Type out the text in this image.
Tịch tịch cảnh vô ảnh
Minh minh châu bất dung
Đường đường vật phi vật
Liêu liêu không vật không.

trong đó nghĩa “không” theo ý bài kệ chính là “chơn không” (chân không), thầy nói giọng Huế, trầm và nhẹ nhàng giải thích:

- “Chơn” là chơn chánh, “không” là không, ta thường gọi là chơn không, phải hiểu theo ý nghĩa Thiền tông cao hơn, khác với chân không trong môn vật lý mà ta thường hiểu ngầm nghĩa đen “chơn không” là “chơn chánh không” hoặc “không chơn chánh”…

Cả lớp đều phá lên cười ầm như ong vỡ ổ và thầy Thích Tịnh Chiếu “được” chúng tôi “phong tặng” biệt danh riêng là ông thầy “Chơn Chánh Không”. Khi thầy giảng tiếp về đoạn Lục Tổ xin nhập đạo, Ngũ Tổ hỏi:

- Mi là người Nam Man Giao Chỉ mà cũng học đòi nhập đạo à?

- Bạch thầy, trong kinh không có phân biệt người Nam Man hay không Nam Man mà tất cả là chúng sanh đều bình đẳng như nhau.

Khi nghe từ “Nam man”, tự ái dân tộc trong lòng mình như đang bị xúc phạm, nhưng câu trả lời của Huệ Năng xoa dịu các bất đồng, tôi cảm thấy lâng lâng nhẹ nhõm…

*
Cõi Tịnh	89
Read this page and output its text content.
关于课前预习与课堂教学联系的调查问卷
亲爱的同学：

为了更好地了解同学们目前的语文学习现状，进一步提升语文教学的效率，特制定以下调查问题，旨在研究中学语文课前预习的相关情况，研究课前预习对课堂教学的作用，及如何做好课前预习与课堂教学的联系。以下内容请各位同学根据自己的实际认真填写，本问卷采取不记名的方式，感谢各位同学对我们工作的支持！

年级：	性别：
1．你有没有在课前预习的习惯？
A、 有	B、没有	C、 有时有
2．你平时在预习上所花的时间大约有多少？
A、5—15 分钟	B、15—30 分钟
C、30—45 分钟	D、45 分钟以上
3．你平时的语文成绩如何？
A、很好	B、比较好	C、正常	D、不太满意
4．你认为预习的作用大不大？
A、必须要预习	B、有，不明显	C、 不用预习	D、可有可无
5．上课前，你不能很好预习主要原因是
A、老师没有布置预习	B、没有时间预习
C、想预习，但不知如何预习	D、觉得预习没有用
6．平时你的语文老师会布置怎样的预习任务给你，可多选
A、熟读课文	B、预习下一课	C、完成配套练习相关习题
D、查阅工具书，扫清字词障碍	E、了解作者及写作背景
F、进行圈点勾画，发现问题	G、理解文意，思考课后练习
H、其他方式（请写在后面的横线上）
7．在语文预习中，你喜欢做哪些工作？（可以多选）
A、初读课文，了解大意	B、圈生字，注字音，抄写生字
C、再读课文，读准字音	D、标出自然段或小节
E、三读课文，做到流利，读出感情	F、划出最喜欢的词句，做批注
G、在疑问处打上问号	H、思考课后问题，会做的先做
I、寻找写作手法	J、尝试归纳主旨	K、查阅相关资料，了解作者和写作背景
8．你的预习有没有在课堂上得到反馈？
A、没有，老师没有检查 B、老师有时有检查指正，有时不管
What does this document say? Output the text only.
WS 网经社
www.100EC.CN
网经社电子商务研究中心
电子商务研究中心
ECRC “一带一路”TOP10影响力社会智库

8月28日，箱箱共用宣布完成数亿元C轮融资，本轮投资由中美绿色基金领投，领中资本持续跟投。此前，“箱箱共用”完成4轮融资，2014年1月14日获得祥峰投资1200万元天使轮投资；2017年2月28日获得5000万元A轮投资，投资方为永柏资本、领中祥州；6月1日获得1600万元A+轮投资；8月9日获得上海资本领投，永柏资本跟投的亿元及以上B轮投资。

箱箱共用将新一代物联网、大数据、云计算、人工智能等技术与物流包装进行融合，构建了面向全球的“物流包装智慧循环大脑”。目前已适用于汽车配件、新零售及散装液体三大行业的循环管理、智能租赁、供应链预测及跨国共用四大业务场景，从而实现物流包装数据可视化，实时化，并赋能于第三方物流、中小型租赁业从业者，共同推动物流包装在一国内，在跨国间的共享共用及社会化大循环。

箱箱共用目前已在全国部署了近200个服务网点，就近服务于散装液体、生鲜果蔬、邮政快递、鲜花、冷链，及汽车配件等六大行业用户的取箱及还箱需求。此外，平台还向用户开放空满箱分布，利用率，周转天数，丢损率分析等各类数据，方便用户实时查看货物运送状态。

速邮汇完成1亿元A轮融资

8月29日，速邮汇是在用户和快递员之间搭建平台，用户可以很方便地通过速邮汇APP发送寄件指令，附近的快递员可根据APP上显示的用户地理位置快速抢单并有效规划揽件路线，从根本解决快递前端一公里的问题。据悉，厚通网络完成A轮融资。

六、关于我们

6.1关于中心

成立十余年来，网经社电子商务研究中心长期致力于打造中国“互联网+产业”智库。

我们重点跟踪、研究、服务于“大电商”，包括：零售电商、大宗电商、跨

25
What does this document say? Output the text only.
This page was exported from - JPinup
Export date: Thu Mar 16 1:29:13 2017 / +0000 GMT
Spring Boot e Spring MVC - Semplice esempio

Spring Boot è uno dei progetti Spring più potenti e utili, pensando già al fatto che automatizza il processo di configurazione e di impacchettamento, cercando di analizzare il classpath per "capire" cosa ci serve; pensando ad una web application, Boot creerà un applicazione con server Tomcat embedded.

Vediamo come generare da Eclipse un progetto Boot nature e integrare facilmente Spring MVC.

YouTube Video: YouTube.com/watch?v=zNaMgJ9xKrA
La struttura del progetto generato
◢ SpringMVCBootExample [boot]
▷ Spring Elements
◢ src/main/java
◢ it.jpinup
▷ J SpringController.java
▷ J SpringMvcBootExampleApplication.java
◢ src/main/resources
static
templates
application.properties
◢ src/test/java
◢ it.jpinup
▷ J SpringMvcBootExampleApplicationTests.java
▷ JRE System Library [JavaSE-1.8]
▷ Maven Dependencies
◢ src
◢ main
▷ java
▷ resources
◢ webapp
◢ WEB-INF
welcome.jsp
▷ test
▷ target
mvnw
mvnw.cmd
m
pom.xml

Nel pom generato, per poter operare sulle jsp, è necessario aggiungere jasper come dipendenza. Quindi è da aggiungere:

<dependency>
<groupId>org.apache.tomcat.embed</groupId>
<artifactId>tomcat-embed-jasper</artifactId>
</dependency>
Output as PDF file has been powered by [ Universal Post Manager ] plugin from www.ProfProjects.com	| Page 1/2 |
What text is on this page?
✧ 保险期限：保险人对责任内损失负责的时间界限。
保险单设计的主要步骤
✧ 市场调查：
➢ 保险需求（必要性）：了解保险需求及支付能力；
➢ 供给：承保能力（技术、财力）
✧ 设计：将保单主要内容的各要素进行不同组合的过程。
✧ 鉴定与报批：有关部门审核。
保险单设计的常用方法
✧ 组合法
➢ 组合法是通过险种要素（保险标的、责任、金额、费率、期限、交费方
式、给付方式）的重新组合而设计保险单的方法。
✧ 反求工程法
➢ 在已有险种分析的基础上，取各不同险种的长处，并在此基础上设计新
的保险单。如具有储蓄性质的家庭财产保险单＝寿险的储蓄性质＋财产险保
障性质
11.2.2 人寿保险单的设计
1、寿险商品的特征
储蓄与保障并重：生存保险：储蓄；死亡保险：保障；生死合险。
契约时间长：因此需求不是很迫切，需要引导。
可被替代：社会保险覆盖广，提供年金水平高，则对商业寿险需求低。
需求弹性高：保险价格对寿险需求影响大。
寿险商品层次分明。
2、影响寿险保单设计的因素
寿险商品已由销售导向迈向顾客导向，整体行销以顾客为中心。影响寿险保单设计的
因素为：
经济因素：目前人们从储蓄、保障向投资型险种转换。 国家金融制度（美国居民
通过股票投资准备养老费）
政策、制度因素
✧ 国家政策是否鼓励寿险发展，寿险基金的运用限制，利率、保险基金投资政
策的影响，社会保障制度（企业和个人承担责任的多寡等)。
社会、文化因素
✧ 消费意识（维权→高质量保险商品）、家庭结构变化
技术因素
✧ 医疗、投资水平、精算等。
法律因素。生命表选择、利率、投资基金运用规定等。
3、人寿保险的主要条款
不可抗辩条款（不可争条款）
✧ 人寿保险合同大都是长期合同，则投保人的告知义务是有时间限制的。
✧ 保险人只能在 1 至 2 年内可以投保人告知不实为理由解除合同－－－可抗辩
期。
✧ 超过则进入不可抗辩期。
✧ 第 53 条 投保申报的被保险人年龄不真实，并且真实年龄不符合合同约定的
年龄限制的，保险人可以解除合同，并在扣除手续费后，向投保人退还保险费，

★ ★ ★ ★

From the entries above, select each line containing the string "text".

Type out the text in this image.
Read this page and output its text content.
What does this document say? Output the text only.
What does this document say? Output the text only.
What text is on this page?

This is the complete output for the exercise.